The listing must be reproduced in full, exactly as it stands.

§ DATA FOR THIS TASK
━━━
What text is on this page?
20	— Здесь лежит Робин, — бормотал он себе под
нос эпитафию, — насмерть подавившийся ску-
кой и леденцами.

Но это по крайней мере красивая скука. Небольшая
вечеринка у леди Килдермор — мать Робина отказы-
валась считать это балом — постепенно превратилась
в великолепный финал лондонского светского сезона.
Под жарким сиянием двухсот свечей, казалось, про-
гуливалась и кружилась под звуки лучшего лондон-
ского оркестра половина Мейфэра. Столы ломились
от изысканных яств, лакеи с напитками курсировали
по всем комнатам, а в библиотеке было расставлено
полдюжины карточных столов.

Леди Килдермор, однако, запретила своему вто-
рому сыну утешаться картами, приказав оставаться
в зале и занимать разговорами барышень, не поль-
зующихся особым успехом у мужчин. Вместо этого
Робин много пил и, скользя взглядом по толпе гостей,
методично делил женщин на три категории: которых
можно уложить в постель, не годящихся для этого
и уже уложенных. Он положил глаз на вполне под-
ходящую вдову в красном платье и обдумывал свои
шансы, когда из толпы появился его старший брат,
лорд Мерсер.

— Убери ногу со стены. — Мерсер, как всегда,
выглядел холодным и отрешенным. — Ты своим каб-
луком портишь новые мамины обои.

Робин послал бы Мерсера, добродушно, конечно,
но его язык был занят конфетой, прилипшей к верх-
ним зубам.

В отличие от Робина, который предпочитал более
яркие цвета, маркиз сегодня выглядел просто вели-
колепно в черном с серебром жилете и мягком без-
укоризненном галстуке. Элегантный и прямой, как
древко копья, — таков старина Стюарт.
━━━
§ ANSWER TO THE EXERCISE
What text is on this page?
20	— Здесь лежит Робин, — бормотал он себе под
нос эпитафию, — насмерть подавившийся ску-
кой и леденцами.

Но это по крайней мере красивая скука. Небольшая
вечеринка у леди Килдермор — мать Робина отказы-
валась считать это балом — постепенно превратилась
в великолепный финал лондонского светского сезона.
Под жарким сиянием двухсот свечей, казалось, про-
гуливалась и кружилась под звуки лучшего лондон-
ского оркестра половина Мейфэра. Столы ломились
от изысканных яств, лакеи с напитками курсировали
по всем комнатам, а в библиотеке было расставлено
полдюжины карточных столов.

Леди Килдермор, однако, запретила своему вто-
рому сыну утешаться картами, приказав оставаться
в зале и занимать разговорами барышень, не поль-
зующихся особым успехом у мужчин. Вместо этого
Робин много пил и, скользя взглядом по толпе гостей,
методично делил женщин на три категории: которых
можно уложить в постель, не годящихся для этого
и уже уложенных. Он положил глаз на вполне под-
ходящую вдову в красном платье и обдумывал свои
шансы, когда из толпы появился его старший брат,
лорд Мерсер.

— Убери ногу со стены. — Мерсер, как всегда,
выглядел холодным и отрешенным. — Ты своим каб-
луком портишь новые мамины обои.

Робин послал бы Мерсера, добродушно, конечно,
но его язык был занят конфетой, прилипшей к верх-
ним зубам.

В отличие от Робина, который предпочитал более
яркие цвета, маркиз сегодня выглядел просто вели-
колепно в черном с серебром жилете и мягком без-
укоризненном галстуке. Элегантный и прямой, как
древко копья, — таков старина Стюарт.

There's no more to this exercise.